### Prompt
Copy each of the rows below without changing a single character.

### Working data
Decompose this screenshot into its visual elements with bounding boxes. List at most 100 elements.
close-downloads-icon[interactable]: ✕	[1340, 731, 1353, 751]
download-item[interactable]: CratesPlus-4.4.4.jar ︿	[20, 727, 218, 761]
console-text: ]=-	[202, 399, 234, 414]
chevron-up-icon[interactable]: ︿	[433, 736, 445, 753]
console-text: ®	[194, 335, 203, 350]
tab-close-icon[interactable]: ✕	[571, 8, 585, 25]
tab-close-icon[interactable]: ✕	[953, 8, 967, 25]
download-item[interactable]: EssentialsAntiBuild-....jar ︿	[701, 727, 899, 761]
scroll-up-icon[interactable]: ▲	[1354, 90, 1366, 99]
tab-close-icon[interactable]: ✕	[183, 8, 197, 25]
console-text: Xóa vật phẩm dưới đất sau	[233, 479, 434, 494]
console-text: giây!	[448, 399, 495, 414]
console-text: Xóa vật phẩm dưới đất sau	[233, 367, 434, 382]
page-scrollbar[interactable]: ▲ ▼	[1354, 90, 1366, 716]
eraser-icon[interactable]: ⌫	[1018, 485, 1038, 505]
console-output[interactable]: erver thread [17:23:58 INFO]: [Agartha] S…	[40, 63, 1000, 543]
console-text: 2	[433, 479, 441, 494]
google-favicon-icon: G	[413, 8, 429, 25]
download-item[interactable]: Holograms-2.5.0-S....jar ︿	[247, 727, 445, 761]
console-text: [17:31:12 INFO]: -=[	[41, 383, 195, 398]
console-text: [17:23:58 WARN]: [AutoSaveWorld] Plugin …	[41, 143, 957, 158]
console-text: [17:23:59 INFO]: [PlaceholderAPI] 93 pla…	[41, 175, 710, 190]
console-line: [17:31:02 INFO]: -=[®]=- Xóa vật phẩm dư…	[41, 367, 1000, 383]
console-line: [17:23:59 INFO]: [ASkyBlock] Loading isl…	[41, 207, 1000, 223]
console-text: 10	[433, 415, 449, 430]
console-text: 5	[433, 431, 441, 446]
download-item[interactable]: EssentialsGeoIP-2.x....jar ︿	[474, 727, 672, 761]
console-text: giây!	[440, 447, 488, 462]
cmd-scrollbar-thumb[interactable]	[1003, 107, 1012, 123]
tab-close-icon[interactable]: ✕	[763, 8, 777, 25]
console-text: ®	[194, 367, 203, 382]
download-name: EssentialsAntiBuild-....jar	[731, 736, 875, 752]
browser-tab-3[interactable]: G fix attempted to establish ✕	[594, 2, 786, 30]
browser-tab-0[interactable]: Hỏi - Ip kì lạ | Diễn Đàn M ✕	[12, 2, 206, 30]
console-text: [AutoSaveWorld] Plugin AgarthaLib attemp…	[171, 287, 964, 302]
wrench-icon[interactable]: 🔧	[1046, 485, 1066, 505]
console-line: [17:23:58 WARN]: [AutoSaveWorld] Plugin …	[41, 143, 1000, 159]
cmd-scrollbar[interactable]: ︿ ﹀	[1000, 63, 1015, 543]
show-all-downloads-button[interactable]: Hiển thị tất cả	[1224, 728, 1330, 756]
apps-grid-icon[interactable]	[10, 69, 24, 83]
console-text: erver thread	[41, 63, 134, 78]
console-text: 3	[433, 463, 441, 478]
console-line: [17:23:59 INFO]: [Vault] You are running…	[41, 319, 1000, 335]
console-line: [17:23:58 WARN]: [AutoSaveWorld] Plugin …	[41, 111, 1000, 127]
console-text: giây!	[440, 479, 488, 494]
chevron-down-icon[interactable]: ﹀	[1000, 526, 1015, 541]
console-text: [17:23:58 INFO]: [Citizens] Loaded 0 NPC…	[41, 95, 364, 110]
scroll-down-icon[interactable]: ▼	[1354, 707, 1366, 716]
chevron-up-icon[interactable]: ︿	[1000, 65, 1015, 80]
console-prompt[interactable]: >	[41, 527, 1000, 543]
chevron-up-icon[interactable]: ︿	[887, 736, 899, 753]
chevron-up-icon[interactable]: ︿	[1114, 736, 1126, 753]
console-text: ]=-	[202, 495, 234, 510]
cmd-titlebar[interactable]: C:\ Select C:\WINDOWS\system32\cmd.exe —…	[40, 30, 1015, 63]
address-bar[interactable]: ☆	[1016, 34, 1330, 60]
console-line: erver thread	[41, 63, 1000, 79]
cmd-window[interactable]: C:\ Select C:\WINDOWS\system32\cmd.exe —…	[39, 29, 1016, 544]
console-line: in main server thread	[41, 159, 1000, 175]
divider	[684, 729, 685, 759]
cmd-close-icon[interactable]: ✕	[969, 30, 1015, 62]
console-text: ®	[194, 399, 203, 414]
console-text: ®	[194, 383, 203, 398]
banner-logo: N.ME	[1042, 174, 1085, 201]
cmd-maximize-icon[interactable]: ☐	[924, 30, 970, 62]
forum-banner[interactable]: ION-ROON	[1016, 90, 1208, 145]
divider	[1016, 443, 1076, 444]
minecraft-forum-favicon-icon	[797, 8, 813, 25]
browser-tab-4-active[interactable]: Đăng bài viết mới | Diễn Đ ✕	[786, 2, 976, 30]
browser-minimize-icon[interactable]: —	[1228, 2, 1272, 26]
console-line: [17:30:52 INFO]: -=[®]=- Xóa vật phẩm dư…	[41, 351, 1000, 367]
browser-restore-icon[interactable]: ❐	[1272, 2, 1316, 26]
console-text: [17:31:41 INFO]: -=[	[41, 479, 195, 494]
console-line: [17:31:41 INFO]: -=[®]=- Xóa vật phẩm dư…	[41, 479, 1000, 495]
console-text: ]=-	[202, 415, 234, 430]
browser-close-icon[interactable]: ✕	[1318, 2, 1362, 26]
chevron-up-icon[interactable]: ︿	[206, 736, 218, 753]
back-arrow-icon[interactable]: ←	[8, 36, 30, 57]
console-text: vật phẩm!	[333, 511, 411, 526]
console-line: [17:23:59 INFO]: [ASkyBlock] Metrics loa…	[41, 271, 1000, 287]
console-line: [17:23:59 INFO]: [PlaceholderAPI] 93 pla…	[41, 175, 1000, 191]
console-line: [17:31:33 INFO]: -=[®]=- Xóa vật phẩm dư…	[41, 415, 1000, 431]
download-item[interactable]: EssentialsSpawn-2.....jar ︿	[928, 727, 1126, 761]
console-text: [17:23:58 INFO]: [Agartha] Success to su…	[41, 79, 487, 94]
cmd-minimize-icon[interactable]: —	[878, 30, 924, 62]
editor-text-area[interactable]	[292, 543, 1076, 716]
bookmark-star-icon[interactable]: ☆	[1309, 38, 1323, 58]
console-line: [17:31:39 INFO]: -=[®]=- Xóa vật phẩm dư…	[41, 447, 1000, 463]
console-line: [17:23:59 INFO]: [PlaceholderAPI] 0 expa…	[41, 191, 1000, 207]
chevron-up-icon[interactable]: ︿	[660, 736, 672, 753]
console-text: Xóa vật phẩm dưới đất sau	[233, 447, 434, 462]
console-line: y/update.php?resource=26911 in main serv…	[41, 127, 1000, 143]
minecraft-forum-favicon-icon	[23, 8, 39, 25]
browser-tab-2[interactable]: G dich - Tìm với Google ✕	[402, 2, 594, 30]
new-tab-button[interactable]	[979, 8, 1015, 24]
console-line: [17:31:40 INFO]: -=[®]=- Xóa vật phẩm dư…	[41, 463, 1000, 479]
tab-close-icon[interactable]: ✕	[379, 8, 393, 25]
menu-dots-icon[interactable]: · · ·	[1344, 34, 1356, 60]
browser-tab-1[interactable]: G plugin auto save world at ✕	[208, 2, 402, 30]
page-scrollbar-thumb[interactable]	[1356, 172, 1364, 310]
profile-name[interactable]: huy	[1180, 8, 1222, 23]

### The completed task
Decompose this screenshot into its visual elements with bounding boxes. List at most 100 elements.
close-downloads-icon[interactable]: ✕	[1340, 731, 1353, 751]
download-item[interactable]: CratesPlus-4.4.4.jar ︿	[20, 727, 218, 761]
console-text: ]=-	[202, 399, 234, 414]
chevron-up-icon[interactable]: ︿	[433, 736, 445, 753]
console-text: ®	[194, 335, 203, 350]
tab-close-icon[interactable]: ✕	[571, 8, 585, 25]
tab-close-icon[interactable]: ✕	[953, 8, 967, 25]
download-item[interactable]: EssentialsAntiBuild-....jar ︿	[701, 727, 899, 761]
scroll-up-icon[interactable]: ▲	[1354, 90, 1366, 99]
tab-close-icon[interactable]: ✕	[183, 8, 197, 25]
console-text: Xóa vật phẩm dưới đất sau	[233, 479, 434, 494]
console-text: giây!	[448, 399, 495, 414]
console-text: Xóa vật phẩm dưới đất sau	[233, 367, 434, 382]
page-scrollbar[interactable]: ▲ ▼	[1354, 90, 1366, 716]
eraser-icon[interactable]: ⌫	[1018, 485, 1038, 505]
console-output[interactable]: erver thread [17:23:58 INFO]: [Agartha] S…	[40, 63, 1000, 543]
console-text: 2	[433, 479, 441, 494]
google-favicon-icon: G	[413, 8, 429, 25]
download-item[interactable]: Holograms-2.5.0-S....jar ︿	[247, 727, 445, 761]
console-text: [17:31:12 INFO]: -=[	[41, 383, 195, 398]
console-text: [17:23:58 WARN]: [AutoSaveWorld] Plugin …	[41, 143, 957, 158]
console-text: [17:23:59 INFO]: [PlaceholderAPI] 93 pla…	[41, 175, 710, 190]
console-line: [17:31:02 INFO]: -=[®]=- Xóa vật phẩm dư…	[41, 367, 1000, 383]
console-line: [17:23:59 INFO]: [ASkyBlock] Loading isl…	[41, 207, 1000, 223]
console-text: 10	[433, 415, 449, 430]
console-text: 5	[433, 431, 441, 446]
download-item[interactable]: EssentialsGeoIP-2.x....jar ︿	[474, 727, 672, 761]
console-text: giây!	[440, 447, 488, 462]
cmd-scrollbar-thumb[interactable]	[1003, 107, 1012, 123]
tab-close-icon[interactable]: ✕	[763, 8, 777, 25]
console-text: ®	[194, 367, 203, 382]
download-name: EssentialsAntiBuild-....jar	[731, 736, 875, 752]
browser-tab-3[interactable]: G fix attempted to establish ✕	[594, 2, 786, 30]
browser-tab-0[interactable]: Hỏi - Ip kì lạ | Diễn Đàn M ✕	[12, 2, 206, 30]
console-text: [AutoSaveWorld] Plugin AgarthaLib attemp…	[171, 287, 964, 302]
wrench-icon[interactable]: 🔧	[1046, 485, 1066, 505]
console-line: [17:23:58 WARN]: [AutoSaveWorld] Plugin …	[41, 143, 1000, 159]
cmd-scrollbar[interactable]: ︿ ﹀	[1000, 63, 1015, 543]
show-all-downloads-button[interactable]: Hiển thị tất cả	[1224, 728, 1330, 756]
apps-grid-icon[interactable]	[10, 69, 24, 83]
console-text: erver thread	[41, 63, 134, 78]
console-text: 3	[433, 463, 441, 478]
console-line: [17:23:59 INFO]: [Vault] You are running…	[41, 319, 1000, 335]
console-line: [17:23:58 WARN]: [AutoSaveWorld] Plugin …	[41, 111, 1000, 127]
console-text: giây!	[440, 479, 488, 494]
chevron-down-icon[interactable]: ﹀	[1000, 526, 1015, 541]
console-text: [17:23:58 INFO]: [Citizens] Loaded 0 NPC…	[41, 95, 364, 110]
scroll-down-icon[interactable]: ▼	[1354, 707, 1366, 716]
chevron-up-icon[interactable]: ︿	[1000, 65, 1015, 80]
console-prompt[interactable]: >	[41, 527, 1000, 543]
chevron-up-icon[interactable]: ︿	[887, 736, 899, 753]
chevron-up-icon[interactable]: ︿	[1114, 736, 1126, 753]
console-text: ]=-	[202, 495, 234, 510]
cmd-titlebar[interactable]: C:\ Select C:\WINDOWS\system32\cmd.exe —…	[40, 30, 1015, 63]
address-bar[interactable]: ☆	[1016, 34, 1330, 60]
console-line: erver thread	[41, 63, 1000, 79]
cmd-window[interactable]: C:\ Select C:\WINDOWS\system32\cmd.exe —…	[39, 29, 1016, 544]
console-line: in main server thread	[41, 159, 1000, 175]
divider	[684, 729, 685, 759]
cmd-close-icon[interactable]: ✕	[969, 30, 1015, 62]
console-text: ®	[194, 399, 203, 414]
console-text: ®	[194, 383, 203, 398]
banner-logo: N.ME	[1042, 174, 1085, 201]
cmd-maximize-icon[interactable]: ☐	[924, 30, 970, 62]
forum-banner[interactable]: ION-ROON	[1016, 90, 1208, 145]
divider	[1016, 443, 1076, 444]
minecraft-forum-favicon-icon	[797, 8, 813, 25]
browser-tab-4-active[interactable]: Đăng bài viết mới | Diễn Đ ✕	[786, 2, 976, 30]
browser-minimize-icon[interactable]: —	[1228, 2, 1272, 26]
console-line: [17:30:52 INFO]: -=[®]=- Xóa vật phẩm dư…	[41, 351, 1000, 367]
browser-restore-icon[interactable]: ❐	[1272, 2, 1316, 26]
console-text: [17:31:41 INFO]: -=[	[41, 479, 195, 494]
console-line: [17:31:41 INFO]: -=[®]=- Xóa vật phẩm dư…	[41, 479, 1000, 495]
console-text: ]=-	[202, 415, 234, 430]
browser-close-icon[interactable]: ✕	[1318, 2, 1362, 26]
chevron-up-icon[interactable]: ︿	[206, 736, 218, 753]
back-arrow-icon[interactable]: ←	[8, 36, 30, 57]
console-text: vật phẩm!	[333, 511, 411, 526]
console-line: [17:23:59 INFO]: [ASkyBlock] Metrics loa…	[41, 271, 1000, 287]
console-line: [17:23:59 INFO]: [PlaceholderAPI] 93 pla…	[41, 175, 1000, 191]
console-line: [17:31:33 INFO]: -=[®]=- Xóa vật phẩm dư…	[41, 415, 1000, 431]
download-item[interactable]: EssentialsSpawn-2.....jar ︿	[928, 727, 1126, 761]
console-text: [17:23:58 INFO]: [Agartha] Success to su…	[41, 79, 487, 94]
cmd-minimize-icon[interactable]: —	[878, 30, 924, 62]
editor-text-area[interactable]	[292, 543, 1076, 716]
bookmark-star-icon[interactable]: ☆	[1309, 38, 1323, 58]
console-line: [17:31:39 INFO]: -=[®]=- Xóa vật phẩm dư…	[41, 447, 1000, 463]
console-line: [17:23:59 INFO]: [PlaceholderAPI] 0 expa…	[41, 191, 1000, 207]
chevron-up-icon[interactable]: ︿	[660, 736, 672, 753]
console-text: Xóa vật phẩm dưới đất sau	[233, 447, 434, 462]
console-line: y/update.php?resource=26911 in main serv…	[41, 127, 1000, 143]
minecraft-forum-favicon-icon	[23, 8, 39, 25]
browser-tab-2[interactable]: G dich - Tìm với Google ✕	[402, 2, 594, 30]
new-tab-button[interactable]	[979, 8, 1015, 24]
console-line: [17:31:40 INFO]: -=[®]=- Xóa vật phẩm dư…	[41, 463, 1000, 479]
tab-close-icon[interactable]: ✕	[379, 8, 393, 25]
menu-dots-icon[interactable]: · · ·	[1344, 34, 1356, 60]
browser-tab-1[interactable]: G plugin auto save world at ✕	[208, 2, 402, 30]
page-scrollbar-thumb[interactable]	[1356, 172, 1364, 310]
profile-name[interactable]: huy	[1180, 8, 1222, 23]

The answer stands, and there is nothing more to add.